## Recorded data
——————————

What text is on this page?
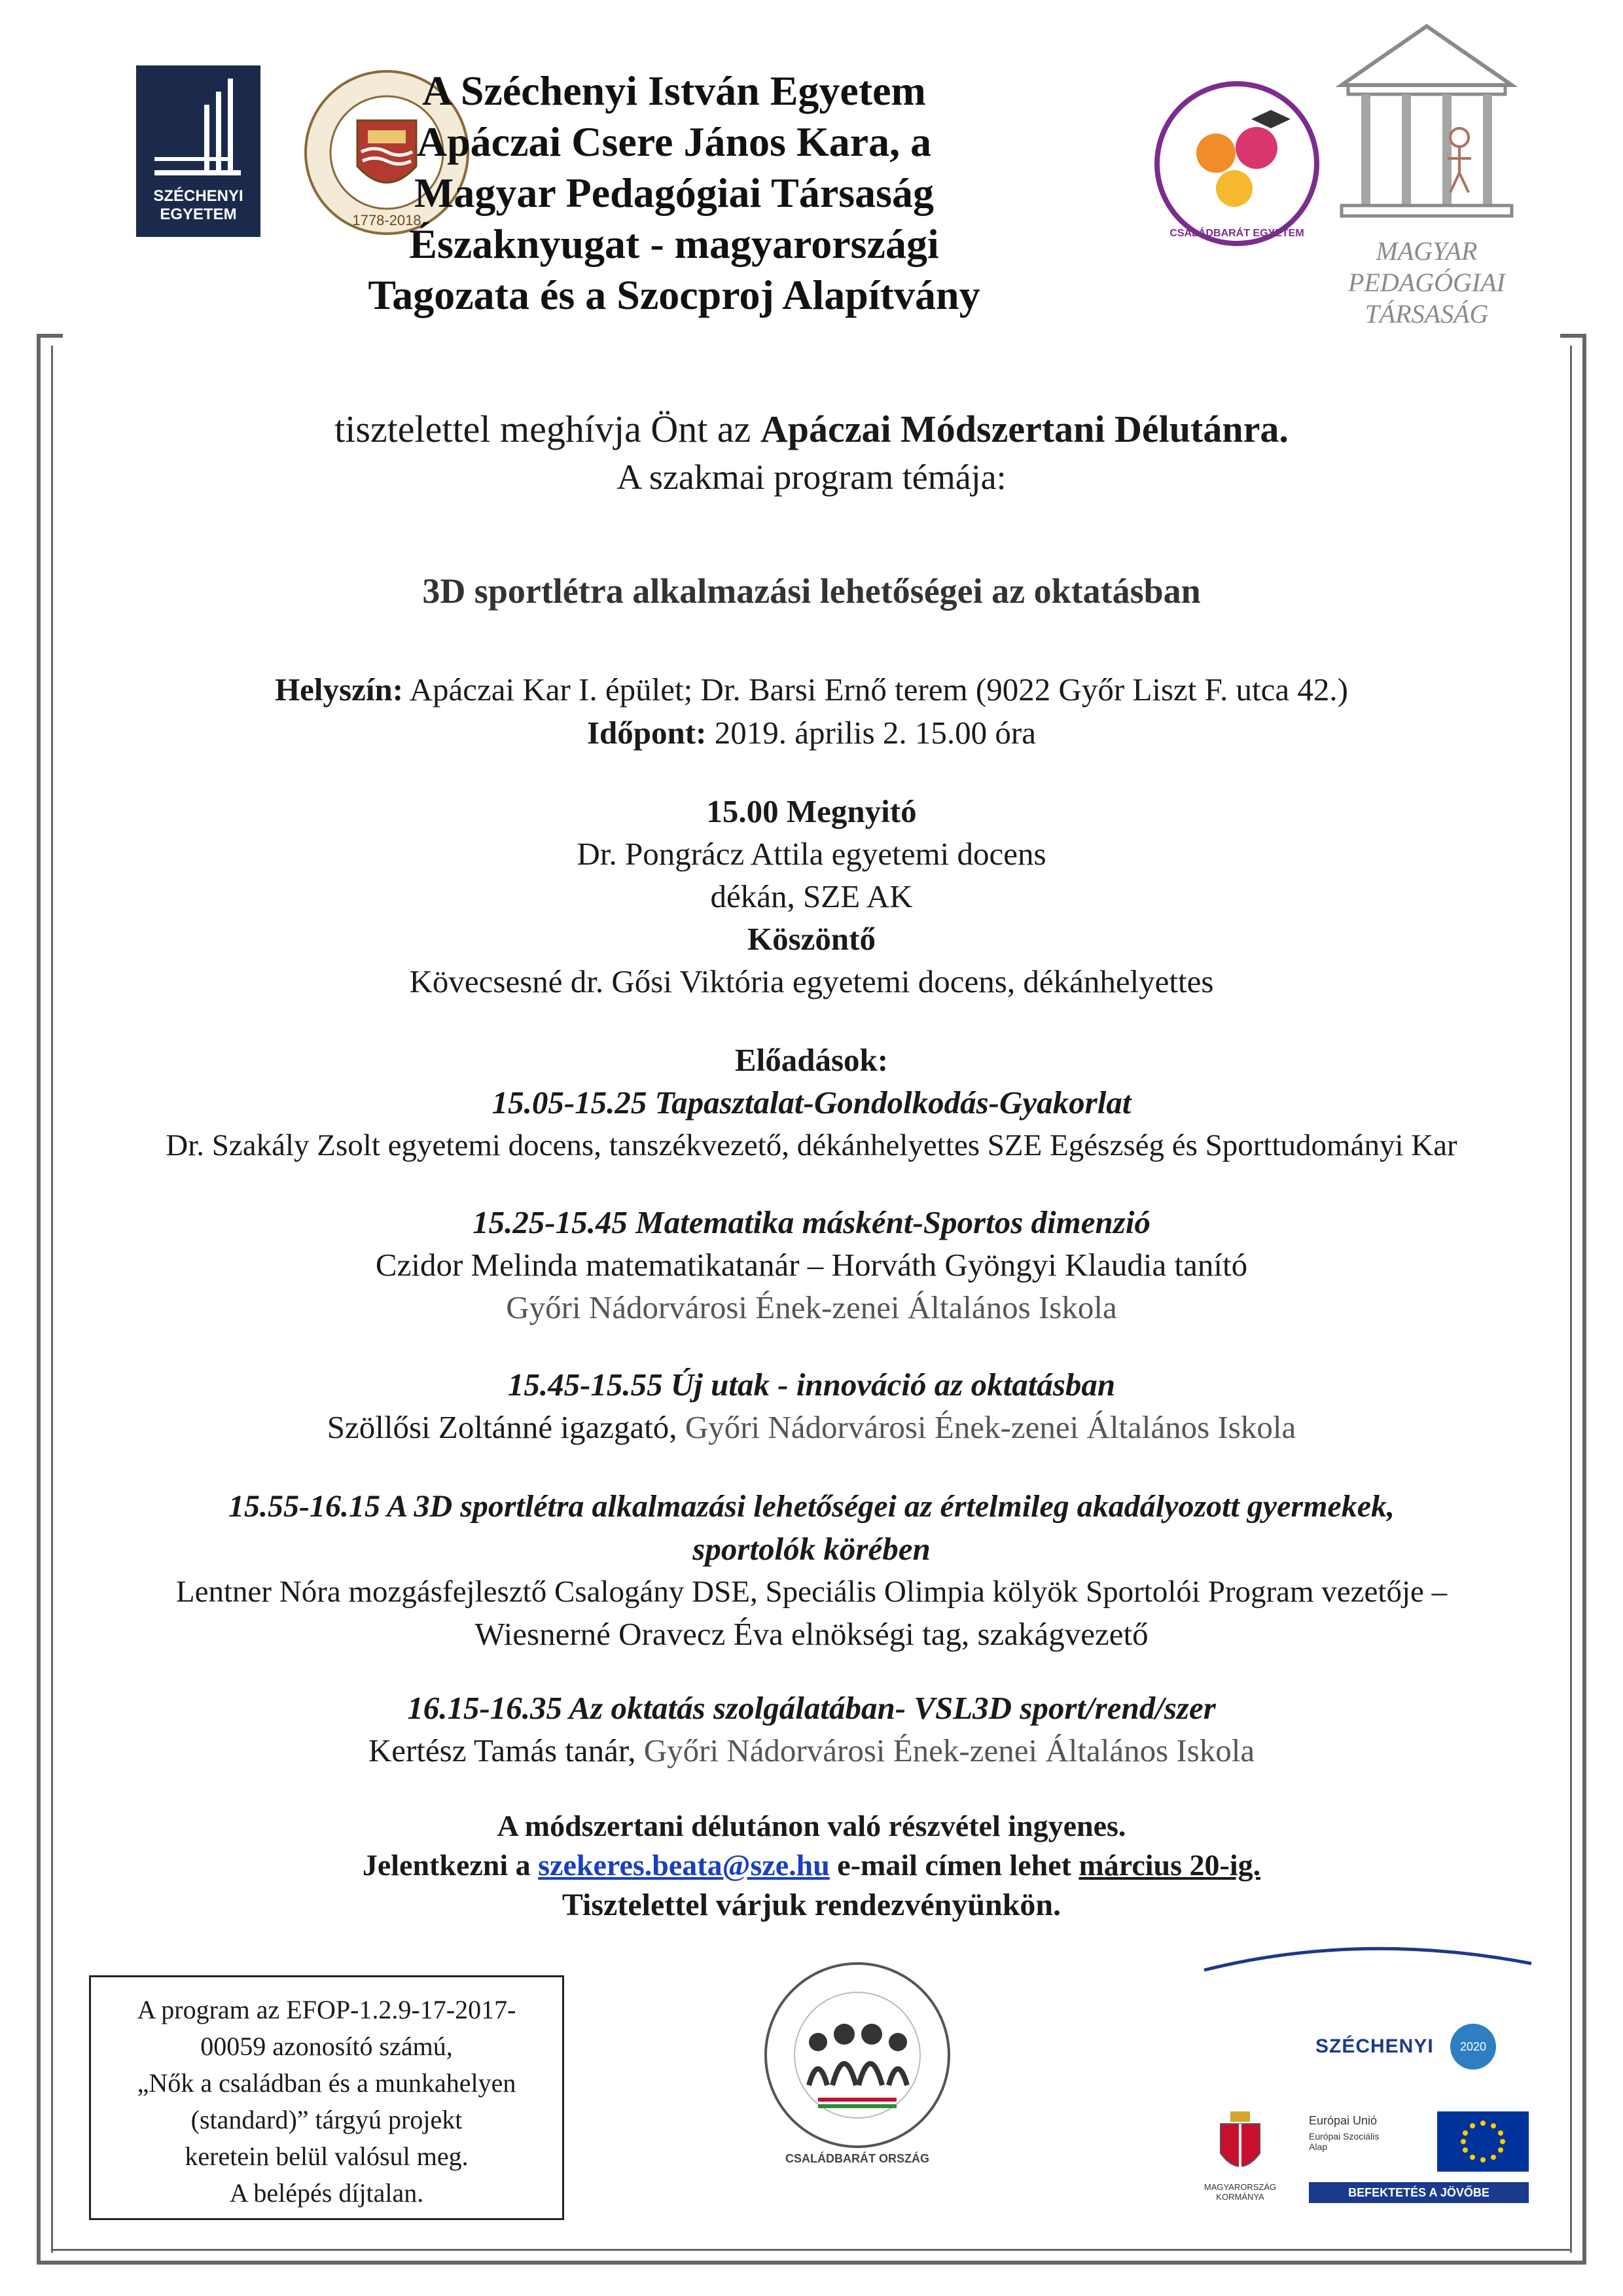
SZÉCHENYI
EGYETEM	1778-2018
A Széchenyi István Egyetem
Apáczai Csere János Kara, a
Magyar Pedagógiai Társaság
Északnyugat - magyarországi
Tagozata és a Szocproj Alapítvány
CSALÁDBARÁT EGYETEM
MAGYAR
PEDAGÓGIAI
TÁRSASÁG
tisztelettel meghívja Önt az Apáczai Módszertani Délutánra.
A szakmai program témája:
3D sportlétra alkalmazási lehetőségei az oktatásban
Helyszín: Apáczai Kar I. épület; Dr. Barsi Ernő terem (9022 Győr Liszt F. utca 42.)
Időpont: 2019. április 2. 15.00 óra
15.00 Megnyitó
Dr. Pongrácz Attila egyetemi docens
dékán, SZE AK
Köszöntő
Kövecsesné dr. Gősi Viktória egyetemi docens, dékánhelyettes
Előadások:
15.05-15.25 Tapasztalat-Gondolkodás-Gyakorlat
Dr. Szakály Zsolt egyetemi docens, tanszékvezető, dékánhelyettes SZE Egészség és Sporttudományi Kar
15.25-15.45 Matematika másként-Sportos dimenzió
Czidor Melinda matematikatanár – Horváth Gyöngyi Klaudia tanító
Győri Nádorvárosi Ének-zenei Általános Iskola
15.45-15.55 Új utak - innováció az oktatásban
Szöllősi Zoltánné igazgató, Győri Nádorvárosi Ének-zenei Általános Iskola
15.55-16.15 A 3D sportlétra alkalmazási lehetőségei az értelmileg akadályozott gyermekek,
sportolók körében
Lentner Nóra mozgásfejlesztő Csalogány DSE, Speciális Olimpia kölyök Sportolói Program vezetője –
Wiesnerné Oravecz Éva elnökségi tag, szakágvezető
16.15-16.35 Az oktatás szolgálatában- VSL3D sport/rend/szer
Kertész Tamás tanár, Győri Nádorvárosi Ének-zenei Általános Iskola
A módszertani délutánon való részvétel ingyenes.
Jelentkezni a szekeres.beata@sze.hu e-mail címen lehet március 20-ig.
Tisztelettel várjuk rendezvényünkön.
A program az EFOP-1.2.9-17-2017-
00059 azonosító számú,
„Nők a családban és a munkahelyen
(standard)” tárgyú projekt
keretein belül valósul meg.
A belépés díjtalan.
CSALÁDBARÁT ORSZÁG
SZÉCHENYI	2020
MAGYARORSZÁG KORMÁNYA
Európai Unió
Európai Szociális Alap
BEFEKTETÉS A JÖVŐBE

——————————

Except for the pictures, copy every line of the records above exactly.

What text is on this page?
SZÉCHENYI
EGYETEM	1778-2018
A Széchenyi István Egyetem
Apáczai Csere János Kara, a
Magyar Pedagógiai Társaság
Északnyugat - magyarországi
Tagozata és a Szocproj Alapítvány
CSALÁDBARÁT EGYETEM
MAGYAR
PEDAGÓGIAI
TÁRSASÁG
tisztelettel meghívja Önt az Apáczai Módszertani Délutánra.
A szakmai program témája:
3D sportlétra alkalmazási lehetőségei az oktatásban
Helyszín: Apáczai Kar I. épület; Dr. Barsi Ernő terem (9022 Győr Liszt F. utca 42.)
Időpont: 2019. április 2. 15.00 óra
15.00 Megnyitó
Dr. Pongrácz Attila egyetemi docens
dékán, SZE AK
Köszöntő
Kövecsesné dr. Gősi Viktória egyetemi docens, dékánhelyettes
Előadások:
15.05-15.25 Tapasztalat-Gondolkodás-Gyakorlat
Dr. Szakály Zsolt egyetemi docens, tanszékvezető, dékánhelyettes SZE Egészség és Sporttudományi Kar
15.25-15.45 Matematika másként-Sportos dimenzió
Czidor Melinda matematikatanár – Horváth Gyöngyi Klaudia tanító
Győri Nádorvárosi Ének-zenei Általános Iskola
15.45-15.55 Új utak - innováció az oktatásban
Szöllősi Zoltánné igazgató, Győri Nádorvárosi Ének-zenei Általános Iskola
15.55-16.15 A 3D sportlétra alkalmazási lehetőségei az értelmileg akadályozott gyermekek,
sportolók körében
Lentner Nóra mozgásfejlesztő Csalogány DSE, Speciális Olimpia kölyök Sportolói Program vezetője –
Wiesnerné Oravecz Éva elnökségi tag, szakágvezető
16.15-16.35 Az oktatás szolgálatában- VSL3D sport/rend/szer
Kertész Tamás tanár, Győri Nádorvárosi Ének-zenei Általános Iskola
A módszertani délutánon való részvétel ingyenes.
Jelentkezni a szekeres.beata@sze.hu e-mail címen lehet március 20-ig.
Tisztelettel várjuk rendezvényünkön.
A program az EFOP-1.2.9-17-2017-
00059 azonosító számú,
„Nők a családban és a munkahelyen
(standard)” tárgyú projekt
keretein belül valósul meg.
A belépés díjtalan.
CSALÁDBARÁT ORSZÁG
SZÉCHENYI	2020
MAGYARORSZÁG KORMÁNYA
Európai Unió
Európai Szociális Alap
BEFEKTETÉS A JÖVŐBE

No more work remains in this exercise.